■ Texto para análise ■
________________________
Dino veta presidentes de partidos de indicar emendas parlamentares

O ministro Flávio Dino, do Supremo Tribunal Federal (STF), determinou neste domingo (23) que atos de indicação de emendas parlamentares atribuídos a presidentes de partidos políticos sejam considerados “juridicamente inidôneos” e nulos.

Segundo a decisão, qualquer documento ou comunicação que atribua a dirigentes partidários ou a ex-parlamentares a autoria, titularidade ou poder de indicação sobre emendas não poderá ser utilizado para fundamentar atos administrativos relacionados à execução de despesas públicas.

Dino determinou que Câmara dos Deputados e Senado Federal sejam comunicados da decisão e deem ciência às áreas técnicas, assessorias, servidores e demais agentes envolvidos no processamento das emendas.

Partidos terão cinco dias para responder

O ministro também estabeleceu prazo improrrogável de cinco dias úteis para os partidos que ainda não se manifestaram sobre eventual participação de seus dirigentes na distribuição ou operacionalização de emendas parlamentares. Em caso de descumprimento, as siglas estarão sujeitas a multa diária de R$ 100 mil.

Dino determinou ainda a intimação pessoal dos presidentes do Solidariedade, deputado Paulinho da Força (SP), e do Podemos, deputada Renata Abreu (SP). As duas legendas foram as únicas que não haviam respondido ao STF. Paulinho afirmou que aguarda a notificação para prestar os esclarecimentos. O Podemos ainda não havia se manifestado.
________________________
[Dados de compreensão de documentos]

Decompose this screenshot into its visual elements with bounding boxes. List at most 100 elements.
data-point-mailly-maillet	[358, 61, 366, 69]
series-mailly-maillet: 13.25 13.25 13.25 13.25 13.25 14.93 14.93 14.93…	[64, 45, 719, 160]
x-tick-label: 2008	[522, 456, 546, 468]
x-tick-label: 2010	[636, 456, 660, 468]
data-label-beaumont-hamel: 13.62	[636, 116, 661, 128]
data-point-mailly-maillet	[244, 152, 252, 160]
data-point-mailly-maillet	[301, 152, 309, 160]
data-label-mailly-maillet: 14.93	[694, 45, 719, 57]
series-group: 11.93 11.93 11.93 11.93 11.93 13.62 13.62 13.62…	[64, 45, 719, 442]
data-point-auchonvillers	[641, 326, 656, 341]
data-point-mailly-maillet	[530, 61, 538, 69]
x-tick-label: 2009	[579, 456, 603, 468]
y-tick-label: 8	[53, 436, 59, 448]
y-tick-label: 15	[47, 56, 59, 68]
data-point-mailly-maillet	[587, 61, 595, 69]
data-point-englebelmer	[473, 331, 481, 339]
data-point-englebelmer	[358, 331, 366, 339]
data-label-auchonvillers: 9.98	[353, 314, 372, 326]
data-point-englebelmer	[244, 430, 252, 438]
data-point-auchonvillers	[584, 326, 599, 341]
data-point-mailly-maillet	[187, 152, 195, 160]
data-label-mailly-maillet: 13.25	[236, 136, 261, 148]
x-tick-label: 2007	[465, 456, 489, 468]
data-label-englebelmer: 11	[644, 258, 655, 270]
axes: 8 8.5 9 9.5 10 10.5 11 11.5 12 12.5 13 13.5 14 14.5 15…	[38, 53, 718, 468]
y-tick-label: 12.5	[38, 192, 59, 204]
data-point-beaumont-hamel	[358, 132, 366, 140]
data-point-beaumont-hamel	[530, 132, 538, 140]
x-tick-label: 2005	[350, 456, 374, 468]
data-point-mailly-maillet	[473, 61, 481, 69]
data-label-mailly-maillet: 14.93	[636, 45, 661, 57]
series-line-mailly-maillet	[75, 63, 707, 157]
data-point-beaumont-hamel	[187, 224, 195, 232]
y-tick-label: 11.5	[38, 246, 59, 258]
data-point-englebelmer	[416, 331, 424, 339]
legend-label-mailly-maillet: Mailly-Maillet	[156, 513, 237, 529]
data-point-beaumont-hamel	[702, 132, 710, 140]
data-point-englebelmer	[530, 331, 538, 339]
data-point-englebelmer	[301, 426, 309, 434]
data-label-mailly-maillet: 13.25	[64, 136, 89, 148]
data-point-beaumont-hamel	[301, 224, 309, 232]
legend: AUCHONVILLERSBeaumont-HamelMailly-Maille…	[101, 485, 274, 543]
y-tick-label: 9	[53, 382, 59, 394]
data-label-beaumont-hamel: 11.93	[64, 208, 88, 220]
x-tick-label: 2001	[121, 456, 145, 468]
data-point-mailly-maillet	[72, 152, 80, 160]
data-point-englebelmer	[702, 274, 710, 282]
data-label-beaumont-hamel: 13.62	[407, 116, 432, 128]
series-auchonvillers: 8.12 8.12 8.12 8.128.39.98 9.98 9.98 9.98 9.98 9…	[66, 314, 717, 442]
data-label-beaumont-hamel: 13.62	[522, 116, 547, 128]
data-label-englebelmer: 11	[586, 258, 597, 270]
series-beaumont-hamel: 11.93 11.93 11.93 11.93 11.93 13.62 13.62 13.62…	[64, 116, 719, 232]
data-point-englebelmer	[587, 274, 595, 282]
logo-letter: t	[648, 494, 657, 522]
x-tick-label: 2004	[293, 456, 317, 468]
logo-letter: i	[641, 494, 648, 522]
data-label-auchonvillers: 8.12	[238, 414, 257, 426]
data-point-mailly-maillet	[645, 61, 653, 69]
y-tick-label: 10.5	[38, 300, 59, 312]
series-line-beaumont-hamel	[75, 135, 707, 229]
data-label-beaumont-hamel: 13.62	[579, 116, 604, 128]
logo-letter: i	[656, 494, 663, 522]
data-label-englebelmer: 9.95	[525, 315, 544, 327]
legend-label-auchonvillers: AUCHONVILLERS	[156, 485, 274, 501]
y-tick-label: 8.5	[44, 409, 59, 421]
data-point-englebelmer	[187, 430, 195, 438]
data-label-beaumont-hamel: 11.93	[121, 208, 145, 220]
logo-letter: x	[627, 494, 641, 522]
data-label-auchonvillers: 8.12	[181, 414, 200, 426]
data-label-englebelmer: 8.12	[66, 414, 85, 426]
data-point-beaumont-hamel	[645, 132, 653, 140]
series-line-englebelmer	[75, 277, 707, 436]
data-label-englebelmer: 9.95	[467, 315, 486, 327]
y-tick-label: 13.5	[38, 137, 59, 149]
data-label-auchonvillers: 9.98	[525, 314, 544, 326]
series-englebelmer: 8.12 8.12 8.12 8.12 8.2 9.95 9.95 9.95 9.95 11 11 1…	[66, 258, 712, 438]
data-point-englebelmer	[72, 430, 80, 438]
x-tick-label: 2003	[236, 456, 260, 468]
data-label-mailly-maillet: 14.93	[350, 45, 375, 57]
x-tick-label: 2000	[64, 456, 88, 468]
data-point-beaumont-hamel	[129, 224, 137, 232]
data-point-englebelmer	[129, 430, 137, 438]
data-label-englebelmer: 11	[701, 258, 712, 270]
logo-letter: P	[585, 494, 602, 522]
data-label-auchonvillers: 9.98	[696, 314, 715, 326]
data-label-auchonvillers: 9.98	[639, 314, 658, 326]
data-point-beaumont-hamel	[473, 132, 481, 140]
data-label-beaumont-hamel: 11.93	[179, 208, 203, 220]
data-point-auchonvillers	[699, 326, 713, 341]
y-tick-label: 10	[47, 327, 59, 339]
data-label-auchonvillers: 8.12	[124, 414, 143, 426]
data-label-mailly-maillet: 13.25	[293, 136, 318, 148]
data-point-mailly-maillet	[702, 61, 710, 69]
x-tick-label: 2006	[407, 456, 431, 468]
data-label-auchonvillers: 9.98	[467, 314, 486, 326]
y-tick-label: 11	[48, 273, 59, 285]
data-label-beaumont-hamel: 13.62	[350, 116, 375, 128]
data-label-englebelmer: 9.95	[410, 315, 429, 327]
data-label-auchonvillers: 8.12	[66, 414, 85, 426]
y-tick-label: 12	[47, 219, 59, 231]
________________________
■ Instrução ■
Dê seguimento à notícia sobre a decisão de Flávio Dino que anula indicações de emendas parlamentares feitas por presidentes de partidos, começando logo após a última frase apresentada.

■ Resposta esperada ■
Respostas serão encaminhadas à PF

O prazo para que 21 partidos respondessem ao STF sobre eventual atuação na gestão de emendas terminou na quarta-feira (19). Pela decisão deste domingo, as informações recebidas pela Corte serão encaminhadas à Polícia Federal (PF).

Nas respostas apresentadas pelos partidos, predominou o argumento de que os presidentes das legendas não possuem cotas de emendas nem poder formal para decidir a destinação dos recursos.

A indicação de emendas parlamentares é prerrogativa de deputados e senadores.

Em julho, Dino já havia determinado o bloqueio de bens do presidente do PL, Valdemar Costa Neto, e do ex-deputado Eduardo Cunha, em investigação sobre suspeitas de desvio de emendas parlamentares.

As informações foram divulgadas pela CNN Brasil.